Problem ▸
Under this task are some entries; return every one of them exactly.

Stored data entries ▸
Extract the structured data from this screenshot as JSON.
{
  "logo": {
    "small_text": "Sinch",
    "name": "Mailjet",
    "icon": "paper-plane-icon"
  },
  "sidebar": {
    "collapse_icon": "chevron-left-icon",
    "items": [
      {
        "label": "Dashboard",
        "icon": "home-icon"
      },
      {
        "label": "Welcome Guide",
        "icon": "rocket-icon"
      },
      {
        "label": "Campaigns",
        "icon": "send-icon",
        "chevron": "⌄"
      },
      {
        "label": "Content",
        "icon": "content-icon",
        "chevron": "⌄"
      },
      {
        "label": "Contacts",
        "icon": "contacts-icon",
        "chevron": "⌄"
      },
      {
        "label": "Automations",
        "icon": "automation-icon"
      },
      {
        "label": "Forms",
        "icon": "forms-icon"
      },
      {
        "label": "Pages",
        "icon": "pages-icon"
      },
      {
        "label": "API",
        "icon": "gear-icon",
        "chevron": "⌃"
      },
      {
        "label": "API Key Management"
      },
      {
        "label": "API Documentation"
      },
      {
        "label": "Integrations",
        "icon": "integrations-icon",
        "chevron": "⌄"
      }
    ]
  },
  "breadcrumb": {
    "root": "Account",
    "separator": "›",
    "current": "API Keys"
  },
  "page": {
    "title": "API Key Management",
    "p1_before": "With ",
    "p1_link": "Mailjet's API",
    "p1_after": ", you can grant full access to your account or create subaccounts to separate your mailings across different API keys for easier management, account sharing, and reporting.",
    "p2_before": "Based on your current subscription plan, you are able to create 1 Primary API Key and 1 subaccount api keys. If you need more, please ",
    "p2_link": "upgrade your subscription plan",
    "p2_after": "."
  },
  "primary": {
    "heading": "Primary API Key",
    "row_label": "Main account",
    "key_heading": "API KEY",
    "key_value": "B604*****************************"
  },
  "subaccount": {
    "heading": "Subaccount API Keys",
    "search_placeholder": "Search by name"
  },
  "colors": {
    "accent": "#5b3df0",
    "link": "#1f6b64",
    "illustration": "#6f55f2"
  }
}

Answer in full ▸
Extract the structured data from this screenshot as JSON.
{
  "logo": {
    "small_text": "Sinch",
    "name": "Mailjet",
    "icon": "paper-plane-icon"
  },
  "sidebar": {
    "collapse_icon": "chevron-left-icon",
    "items": [
      {
        "label": "Dashboard",
        "icon": "home-icon"
      },
      {
        "label": "Welcome Guide",
        "icon": "rocket-icon"
      },
      {
        "label": "Campaigns",
        "icon": "send-icon",
        "chevron": "⌄"
      },
      {
        "label": "Content",
        "icon": "content-icon",
        "chevron": "⌄"
      },
      {
        "label": "Contacts",
        "icon": "contacts-icon",
        "chevron": "⌄"
      },
      {
        "label": "Automations",
        "icon": "automation-icon"
      },
      {
        "label": "Forms",
        "icon": "forms-icon"
      },
      {
        "label": "Pages",
        "icon": "pages-icon"
      },
      {
        "label": "API",
        "icon": "gear-icon",
        "chevron": "⌃"
      },
      {
        "label": "API Key Management"
      },
      {
        "label": "API Documentation"
      },
      {
        "label": "Integrations",
        "icon": "integrations-icon",
        "chevron": "⌄"
      }
    ]
  },
  "breadcrumb": {
    "root": "Account",
    "separator": "›",
    "current": "API Keys"
  },
  "page": {
    "title": "API Key Management",
    "p1_before": "With ",
    "p1_link": "Mailjet's API",
    "p1_after": ", you can grant full access to your account or create subaccounts to separate your mailings across different API keys for easier management, account sharing, and reporting.",
    "p2_before": "Based on your current subscription plan, you are able to create 1 Primary API Key and 1 subaccount api keys. If you need more, please ",
    "p2_link": "upgrade your subscription plan",
    "p2_after": "."
  },
  "primary": {
    "heading": "Primary API Key",
    "row_label": "Main account",
    "key_heading": "API KEY",
    "key_value": "B604*****************************"
  },
  "subaccount": {
    "heading": "Subaccount API Keys",
    "search_placeholder": "Search by name"
  },
  "colors": {
    "accent": "#5b3df0",
    "link": "#1f6b64",
    "illustration": "#6f55f2"
  }
}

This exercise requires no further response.